— PROBLEMS AND TASKS —
[A] In the review of sketch-based few-shot keypoint detection, what is the best PCK reported under the 1-shot setting?
[B] Put the stretch of the records from their first line through the line that contains "cancel-label: Cancel bbox=[211, 226, 244, 237]", both ends included, into a JSON list of strings with one string per line and blank lines left out.

— TEXT SHOWN —
* start *

Auxiliary keypoint strategy achieves remarkable semi-supervised augmentation effects, offering a general data augmentation paradigm for few-shot tasks.
Demonstrates the viability of sketches as "the only feasible source data," opening a new research direction.

Limitations & Future Work¶

Training relies on synthetic edge maps (PiDiNet/HED/Canny) rather than real sketches; actual user drawing variation may be substantially larger.
Evaluation is limited to animal datasets; generalization to artifacts, mechanical parts, or other domains remains unverified.
Accuracy under the 1-shot setting still has considerable room for improvement (best 39.00 PCK vs. 70+ for fully supervised methods).
The simplified GBL design (without uncertainty modeling) may be less flexible than FSKD in certain scenarios.
The shared encoder may limit the disentanglement of cross-modal features.

FSKD (Lu et al.): the pioneering work in few-shot keypoint detection and the primary baseline; employs uncertainty-modeling GBL.
Prototypical Networks: the prototypical network paradigm is naturally extended from classification to keypoint localization.
Tanwisuth et al.: prototype domain adaptation method that inspires the cross-modal keypoint alignment in this work.
Insight: the application of sketches in computer vision expands from retrieval to structured geometric understanding (keypoints), with potential extensions to segmentation, 3D reconstruction, and beyond.

Rating¶

Dimension	Score (1–5)
Novelty	4
Technical Depth	3.5
Experimental Thoroughness	4
Writing Quality	3.5
Practical Value	4
Overall	3.5

* end *

— EXTRACTED INFORMATION —

* start *

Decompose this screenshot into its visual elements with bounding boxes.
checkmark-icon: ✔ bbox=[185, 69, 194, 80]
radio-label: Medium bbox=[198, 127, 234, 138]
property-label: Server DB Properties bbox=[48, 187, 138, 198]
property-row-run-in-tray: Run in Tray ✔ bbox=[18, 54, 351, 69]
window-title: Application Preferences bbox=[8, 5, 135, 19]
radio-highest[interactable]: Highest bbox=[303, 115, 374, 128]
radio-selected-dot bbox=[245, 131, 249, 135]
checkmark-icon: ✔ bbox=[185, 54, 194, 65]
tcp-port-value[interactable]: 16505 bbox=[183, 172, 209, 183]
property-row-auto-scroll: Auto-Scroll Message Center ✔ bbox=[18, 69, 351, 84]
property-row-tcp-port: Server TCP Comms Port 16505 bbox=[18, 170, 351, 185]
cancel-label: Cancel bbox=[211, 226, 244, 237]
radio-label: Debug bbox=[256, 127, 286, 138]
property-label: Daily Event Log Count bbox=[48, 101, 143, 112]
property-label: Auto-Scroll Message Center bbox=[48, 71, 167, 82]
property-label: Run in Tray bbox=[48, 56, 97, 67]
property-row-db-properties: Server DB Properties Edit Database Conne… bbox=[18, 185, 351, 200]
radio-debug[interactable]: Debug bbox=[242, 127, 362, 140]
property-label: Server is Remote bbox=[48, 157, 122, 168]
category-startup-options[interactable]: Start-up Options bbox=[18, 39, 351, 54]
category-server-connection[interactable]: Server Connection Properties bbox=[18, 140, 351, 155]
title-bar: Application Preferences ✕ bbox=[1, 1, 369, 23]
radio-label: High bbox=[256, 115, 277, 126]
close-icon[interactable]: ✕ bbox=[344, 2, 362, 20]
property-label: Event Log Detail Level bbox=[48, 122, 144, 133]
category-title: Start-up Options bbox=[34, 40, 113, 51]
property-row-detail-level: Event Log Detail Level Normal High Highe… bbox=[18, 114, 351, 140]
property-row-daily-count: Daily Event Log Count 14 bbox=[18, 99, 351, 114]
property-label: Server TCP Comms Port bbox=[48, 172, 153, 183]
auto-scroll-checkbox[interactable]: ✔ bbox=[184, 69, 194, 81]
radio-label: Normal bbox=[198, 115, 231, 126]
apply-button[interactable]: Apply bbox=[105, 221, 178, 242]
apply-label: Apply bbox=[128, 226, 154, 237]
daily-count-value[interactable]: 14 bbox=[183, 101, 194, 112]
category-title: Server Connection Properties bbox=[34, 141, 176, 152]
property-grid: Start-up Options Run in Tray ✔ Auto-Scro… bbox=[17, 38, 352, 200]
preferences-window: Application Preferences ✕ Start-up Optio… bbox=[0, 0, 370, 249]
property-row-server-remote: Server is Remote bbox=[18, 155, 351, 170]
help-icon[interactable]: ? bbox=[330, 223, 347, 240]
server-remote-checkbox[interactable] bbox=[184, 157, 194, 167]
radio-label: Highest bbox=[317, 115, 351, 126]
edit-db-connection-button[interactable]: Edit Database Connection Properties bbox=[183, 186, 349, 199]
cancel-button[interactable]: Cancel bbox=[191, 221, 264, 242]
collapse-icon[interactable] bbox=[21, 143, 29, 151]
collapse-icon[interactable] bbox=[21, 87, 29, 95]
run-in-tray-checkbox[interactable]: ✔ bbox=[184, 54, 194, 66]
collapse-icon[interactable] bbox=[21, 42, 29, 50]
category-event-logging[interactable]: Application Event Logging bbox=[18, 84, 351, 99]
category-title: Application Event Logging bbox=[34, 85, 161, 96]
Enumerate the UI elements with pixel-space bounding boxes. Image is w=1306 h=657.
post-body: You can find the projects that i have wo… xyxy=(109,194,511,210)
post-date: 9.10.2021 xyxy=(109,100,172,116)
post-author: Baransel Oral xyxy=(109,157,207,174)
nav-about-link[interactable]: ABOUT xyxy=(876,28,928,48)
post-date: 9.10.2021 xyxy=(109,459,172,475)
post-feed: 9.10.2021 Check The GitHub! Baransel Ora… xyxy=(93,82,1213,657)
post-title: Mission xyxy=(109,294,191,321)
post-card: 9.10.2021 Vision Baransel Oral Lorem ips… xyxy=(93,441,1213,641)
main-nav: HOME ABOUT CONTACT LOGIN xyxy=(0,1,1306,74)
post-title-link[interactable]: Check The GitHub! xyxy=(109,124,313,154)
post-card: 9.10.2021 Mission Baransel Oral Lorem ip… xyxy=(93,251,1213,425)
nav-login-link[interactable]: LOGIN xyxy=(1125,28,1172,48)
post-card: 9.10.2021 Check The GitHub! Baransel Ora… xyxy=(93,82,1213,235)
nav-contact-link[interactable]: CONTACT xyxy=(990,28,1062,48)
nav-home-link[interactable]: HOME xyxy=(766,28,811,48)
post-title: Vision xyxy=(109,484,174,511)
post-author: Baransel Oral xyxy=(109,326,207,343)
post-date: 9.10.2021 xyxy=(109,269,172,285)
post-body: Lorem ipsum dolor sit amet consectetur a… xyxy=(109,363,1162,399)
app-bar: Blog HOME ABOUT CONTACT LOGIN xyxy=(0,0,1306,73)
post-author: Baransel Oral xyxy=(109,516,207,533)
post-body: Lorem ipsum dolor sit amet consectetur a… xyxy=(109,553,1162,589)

* end *

— EXERCISE ANSWERS —
[A] 39.00 PCK

[B]
[
  "Decompose this screenshot into its visual elements with bounding boxes.",
  "checkmark-icon: ✔ bbox=[185, 69, 194, 80]",
  "radio-label: Medium bbox=[198, 127, 234, 138]",
  "property-label: Server DB Properties bbox=[48, 187, 138, 198]",
  "property-row-run-in-tray: Run in Tray ✔ bbox=[18, 54, 351, 69]",
  "window-title: Application Preferences bbox=[8, 5, 135, 19]",
  "radio-highest[interactable]: Highest bbox=[303, 115, 374, 128]",
  "radio-selected-dot bbox=[245, 131, 249, 135]",
  "checkmark-icon: ✔ bbox=[185, 54, 194, 65]",
  "tcp-port-value[interactable]: 16505 bbox=[183, 172, 209, 183]",
  "property-row-auto-scroll: Auto-Scroll Message Center ✔ bbox=[18, 69, 351, 84]",
  "property-row-tcp-port: Server TCP Comms Port 16505 bbox=[18, 170, 351, 185]",
  "cancel-label: Cancel bbox=[211, 226, 244, 237]"
]